Stored records:

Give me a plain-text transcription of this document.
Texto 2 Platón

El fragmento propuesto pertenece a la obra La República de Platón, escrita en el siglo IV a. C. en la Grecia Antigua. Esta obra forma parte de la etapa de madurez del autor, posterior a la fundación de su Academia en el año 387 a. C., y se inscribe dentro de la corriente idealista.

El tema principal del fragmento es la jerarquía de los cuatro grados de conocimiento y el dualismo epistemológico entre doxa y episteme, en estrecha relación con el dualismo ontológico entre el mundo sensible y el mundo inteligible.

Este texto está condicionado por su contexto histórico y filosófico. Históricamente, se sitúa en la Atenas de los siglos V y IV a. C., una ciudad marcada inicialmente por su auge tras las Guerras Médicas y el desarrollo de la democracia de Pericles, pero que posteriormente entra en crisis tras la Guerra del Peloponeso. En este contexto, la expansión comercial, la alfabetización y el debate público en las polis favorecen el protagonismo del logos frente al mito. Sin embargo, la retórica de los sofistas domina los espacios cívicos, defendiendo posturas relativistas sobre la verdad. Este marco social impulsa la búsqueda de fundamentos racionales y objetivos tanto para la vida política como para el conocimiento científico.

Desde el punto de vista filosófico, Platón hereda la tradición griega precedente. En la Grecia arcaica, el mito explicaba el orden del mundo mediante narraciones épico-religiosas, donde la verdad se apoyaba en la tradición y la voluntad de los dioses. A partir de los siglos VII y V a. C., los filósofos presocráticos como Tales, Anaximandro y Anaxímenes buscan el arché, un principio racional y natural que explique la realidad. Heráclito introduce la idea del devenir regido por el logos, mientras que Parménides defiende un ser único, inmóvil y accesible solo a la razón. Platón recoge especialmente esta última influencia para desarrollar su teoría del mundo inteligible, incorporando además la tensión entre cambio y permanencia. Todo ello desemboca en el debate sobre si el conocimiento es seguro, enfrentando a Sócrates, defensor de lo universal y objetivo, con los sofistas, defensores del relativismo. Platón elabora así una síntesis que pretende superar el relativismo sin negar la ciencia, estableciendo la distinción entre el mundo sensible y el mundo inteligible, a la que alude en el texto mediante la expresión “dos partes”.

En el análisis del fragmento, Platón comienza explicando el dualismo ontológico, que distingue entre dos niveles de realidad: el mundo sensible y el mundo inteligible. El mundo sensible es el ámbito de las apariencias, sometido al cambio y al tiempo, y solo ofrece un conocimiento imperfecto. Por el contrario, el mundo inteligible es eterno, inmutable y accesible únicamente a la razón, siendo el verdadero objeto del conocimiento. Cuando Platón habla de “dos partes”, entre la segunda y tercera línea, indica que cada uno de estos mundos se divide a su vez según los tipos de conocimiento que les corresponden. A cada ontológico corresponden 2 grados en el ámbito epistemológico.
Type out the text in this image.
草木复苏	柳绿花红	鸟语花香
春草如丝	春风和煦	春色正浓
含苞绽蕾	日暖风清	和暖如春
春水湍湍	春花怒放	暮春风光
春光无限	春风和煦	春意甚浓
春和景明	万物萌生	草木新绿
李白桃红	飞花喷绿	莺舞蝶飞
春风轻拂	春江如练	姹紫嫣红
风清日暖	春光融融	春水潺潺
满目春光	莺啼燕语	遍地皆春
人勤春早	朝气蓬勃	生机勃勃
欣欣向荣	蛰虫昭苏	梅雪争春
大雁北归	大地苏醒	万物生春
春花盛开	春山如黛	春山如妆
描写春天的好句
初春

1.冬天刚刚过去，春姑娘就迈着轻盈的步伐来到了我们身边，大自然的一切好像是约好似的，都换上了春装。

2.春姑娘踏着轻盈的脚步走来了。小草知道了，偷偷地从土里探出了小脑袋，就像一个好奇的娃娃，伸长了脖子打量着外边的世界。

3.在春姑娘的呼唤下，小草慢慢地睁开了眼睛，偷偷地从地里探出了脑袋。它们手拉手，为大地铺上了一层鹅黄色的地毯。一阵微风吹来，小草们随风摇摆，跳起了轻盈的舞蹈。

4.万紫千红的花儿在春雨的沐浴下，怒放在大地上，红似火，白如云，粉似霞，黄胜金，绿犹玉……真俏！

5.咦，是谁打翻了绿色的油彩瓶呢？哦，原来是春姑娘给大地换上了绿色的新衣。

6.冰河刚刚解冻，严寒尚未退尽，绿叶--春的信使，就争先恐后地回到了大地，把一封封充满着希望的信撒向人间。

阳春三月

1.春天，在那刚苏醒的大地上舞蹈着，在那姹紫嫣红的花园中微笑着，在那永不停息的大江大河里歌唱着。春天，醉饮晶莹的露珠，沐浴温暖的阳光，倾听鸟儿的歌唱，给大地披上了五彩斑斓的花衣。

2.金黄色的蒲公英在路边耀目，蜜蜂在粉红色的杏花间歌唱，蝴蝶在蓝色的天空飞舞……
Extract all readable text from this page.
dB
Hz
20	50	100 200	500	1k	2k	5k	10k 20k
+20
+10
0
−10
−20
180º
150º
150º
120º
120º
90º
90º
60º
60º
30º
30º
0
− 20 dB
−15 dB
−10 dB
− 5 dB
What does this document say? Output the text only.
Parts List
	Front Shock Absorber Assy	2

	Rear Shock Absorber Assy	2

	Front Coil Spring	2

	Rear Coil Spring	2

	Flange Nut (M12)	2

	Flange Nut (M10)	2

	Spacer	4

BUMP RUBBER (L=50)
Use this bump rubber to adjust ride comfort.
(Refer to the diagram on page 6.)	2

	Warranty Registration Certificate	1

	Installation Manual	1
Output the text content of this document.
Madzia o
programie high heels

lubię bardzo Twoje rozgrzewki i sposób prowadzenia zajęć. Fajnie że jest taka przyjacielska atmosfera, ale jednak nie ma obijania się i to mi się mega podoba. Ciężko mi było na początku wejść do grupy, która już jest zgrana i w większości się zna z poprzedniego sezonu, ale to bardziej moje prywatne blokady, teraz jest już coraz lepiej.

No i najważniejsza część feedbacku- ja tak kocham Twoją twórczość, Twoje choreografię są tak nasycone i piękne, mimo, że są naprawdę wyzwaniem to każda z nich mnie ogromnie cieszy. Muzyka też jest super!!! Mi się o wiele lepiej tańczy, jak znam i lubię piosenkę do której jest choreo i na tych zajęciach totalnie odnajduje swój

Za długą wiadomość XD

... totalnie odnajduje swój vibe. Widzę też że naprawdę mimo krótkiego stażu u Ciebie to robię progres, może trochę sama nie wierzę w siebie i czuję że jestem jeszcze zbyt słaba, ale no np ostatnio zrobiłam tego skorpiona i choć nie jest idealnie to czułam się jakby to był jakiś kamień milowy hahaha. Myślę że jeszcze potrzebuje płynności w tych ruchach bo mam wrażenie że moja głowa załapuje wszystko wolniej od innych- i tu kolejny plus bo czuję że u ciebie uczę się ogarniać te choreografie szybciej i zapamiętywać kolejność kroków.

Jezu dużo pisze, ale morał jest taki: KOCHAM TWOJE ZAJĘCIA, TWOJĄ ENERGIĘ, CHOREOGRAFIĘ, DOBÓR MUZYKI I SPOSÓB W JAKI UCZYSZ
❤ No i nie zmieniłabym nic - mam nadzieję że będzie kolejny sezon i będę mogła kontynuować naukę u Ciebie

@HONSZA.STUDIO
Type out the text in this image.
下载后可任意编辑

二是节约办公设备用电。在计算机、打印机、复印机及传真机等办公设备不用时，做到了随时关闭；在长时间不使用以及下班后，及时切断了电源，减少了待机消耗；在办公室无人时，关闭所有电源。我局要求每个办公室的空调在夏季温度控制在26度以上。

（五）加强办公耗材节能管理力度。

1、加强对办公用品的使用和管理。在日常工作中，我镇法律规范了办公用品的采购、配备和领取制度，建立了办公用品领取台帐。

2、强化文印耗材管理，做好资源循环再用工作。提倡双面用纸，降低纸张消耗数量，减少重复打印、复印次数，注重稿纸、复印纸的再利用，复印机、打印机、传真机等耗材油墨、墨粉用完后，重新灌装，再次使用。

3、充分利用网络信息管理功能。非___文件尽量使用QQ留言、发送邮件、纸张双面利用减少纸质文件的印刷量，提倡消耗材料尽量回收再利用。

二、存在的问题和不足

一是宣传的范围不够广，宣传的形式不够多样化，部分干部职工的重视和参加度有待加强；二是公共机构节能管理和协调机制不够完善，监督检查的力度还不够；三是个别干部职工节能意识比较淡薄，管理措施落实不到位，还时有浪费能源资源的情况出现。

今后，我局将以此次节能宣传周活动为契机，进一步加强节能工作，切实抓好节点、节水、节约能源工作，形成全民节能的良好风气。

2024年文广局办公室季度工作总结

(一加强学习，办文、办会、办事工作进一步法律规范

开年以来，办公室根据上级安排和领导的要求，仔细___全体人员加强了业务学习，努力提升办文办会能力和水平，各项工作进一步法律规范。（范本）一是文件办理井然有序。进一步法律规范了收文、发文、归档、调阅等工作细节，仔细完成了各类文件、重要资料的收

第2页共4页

What to do
Which lines hold the string "lubię"? Copy all of them from the data above.

Result of this task
lubię bardzo Twoje rozgrzewki i sposób prowadzenia zajęć. Fajnie że jest taka przyjacielska atmosfera, ale jednak nie ma obijania się i to mi się mega podoba. Ciężko mi było na początku wejść do grupy, która już jest zgrana i w większości się zna z poprzedniego sezonu, ale to bardziej moje prywatne blokady, teraz jest już coraz lepiej.
No i najważniejsza część feedbacku- ja tak kocham Twoją twórczość, Twoje choreografię są tak nasycone i piękne, mimo, że są naprawdę wyzwaniem to każda z nich mnie ogromnie cieszy. Muzyka też jest super!!! Mi się o wiele lepiej tańczy, jak znam i lubię piosenkę do której jest choreo i na tych zajęciach totalnie odnajduje swój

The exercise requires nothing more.